◆ **Input records**
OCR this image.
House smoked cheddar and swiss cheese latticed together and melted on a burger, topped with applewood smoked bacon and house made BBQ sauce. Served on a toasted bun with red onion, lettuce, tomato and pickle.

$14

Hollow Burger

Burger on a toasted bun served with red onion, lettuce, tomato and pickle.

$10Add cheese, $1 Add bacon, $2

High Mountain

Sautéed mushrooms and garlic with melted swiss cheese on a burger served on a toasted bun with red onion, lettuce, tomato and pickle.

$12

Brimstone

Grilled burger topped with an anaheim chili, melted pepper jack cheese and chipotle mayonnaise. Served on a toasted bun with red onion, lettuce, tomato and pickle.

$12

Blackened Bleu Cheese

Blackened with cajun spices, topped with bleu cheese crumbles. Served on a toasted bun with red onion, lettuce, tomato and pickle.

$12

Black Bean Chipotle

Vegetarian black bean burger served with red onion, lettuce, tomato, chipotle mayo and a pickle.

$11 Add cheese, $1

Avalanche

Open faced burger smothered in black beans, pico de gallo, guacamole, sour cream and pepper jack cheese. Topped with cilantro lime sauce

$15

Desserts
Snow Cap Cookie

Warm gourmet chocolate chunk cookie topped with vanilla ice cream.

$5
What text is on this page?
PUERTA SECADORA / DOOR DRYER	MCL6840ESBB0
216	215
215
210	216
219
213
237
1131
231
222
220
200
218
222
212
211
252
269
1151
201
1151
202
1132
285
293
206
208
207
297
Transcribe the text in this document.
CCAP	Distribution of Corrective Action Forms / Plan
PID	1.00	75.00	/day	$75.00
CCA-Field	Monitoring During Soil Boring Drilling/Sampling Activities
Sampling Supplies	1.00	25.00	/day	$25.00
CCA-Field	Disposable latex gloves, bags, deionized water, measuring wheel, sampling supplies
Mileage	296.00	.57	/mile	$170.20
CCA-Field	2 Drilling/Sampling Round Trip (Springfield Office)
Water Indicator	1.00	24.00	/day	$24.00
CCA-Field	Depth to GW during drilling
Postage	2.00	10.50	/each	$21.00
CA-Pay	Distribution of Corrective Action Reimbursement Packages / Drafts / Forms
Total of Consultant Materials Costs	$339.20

◆ **Given instruction**
Output each record exactly, leaving nothing out.

◆ **Reply to the task**
OCR this image.
House smoked cheddar and swiss cheese latticed together and melted on a burger, topped with applewood smoked bacon and house made BBQ sauce. Served on a toasted bun with red onion, lettuce, tomato and pickle.

$14

Hollow Burger

Burger on a toasted bun served with red onion, lettuce, tomato and pickle.

$10Add cheese, $1 Add bacon, $2

High Mountain

Sautéed mushrooms and garlic with melted swiss cheese on a burger served on a toasted bun with red onion, lettuce, tomato and pickle.

$12

Brimstone

Grilled burger topped with an anaheim chili, melted pepper jack cheese and chipotle mayonnaise. Served on a toasted bun with red onion, lettuce, tomato and pickle.

$12

Blackened Bleu Cheese

Blackened with cajun spices, topped with bleu cheese crumbles. Served on a toasted bun with red onion, lettuce, tomato and pickle.

$12

Black Bean Chipotle

Vegetarian black bean burger served with red onion, lettuce, tomato, chipotle mayo and a pickle.

$11 Add cheese, $1

Avalanche

Open faced burger smothered in black beans, pico de gallo, guacamole, sour cream and pepper jack cheese. Topped with cilantro lime sauce

$15

Desserts
Snow Cap Cookie

Warm gourmet chocolate chunk cookie topped with vanilla ice cream.

$5
What text is on this page?
PUERTA SECADORA / DOOR DRYER	MCL6840ESBB0
216	215
215
210	216
219
213
237
1131
231
222
220
200
218
222
212
211
252
269
1151
201
1151
202
1132
285
293
206
208
207
297
Transcribe the text in this document.
CCAP	Distribution of Corrective Action Forms / Plan
PID	1.00	75.00	/day	$75.00
CCA-Field	Monitoring During Soil Boring Drilling/Sampling Activities
Sampling Supplies	1.00	25.00	/day	$25.00
CCA-Field	Disposable latex gloves, bags, deionized water, measuring wheel, sampling supplies
Mileage	296.00	.57	/mile	$170.20
CCA-Field	2 Drilling/Sampling Round Trip (Springfield Office)
Water Indicator	1.00	24.00	/day	$24.00
CCA-Field	Depth to GW during drilling
Postage	2.00	10.50	/each	$21.00
CA-Pay	Distribution of Corrective Action Reimbursement Packages / Drafts / Forms
Total of Consultant Materials Costs	$339.20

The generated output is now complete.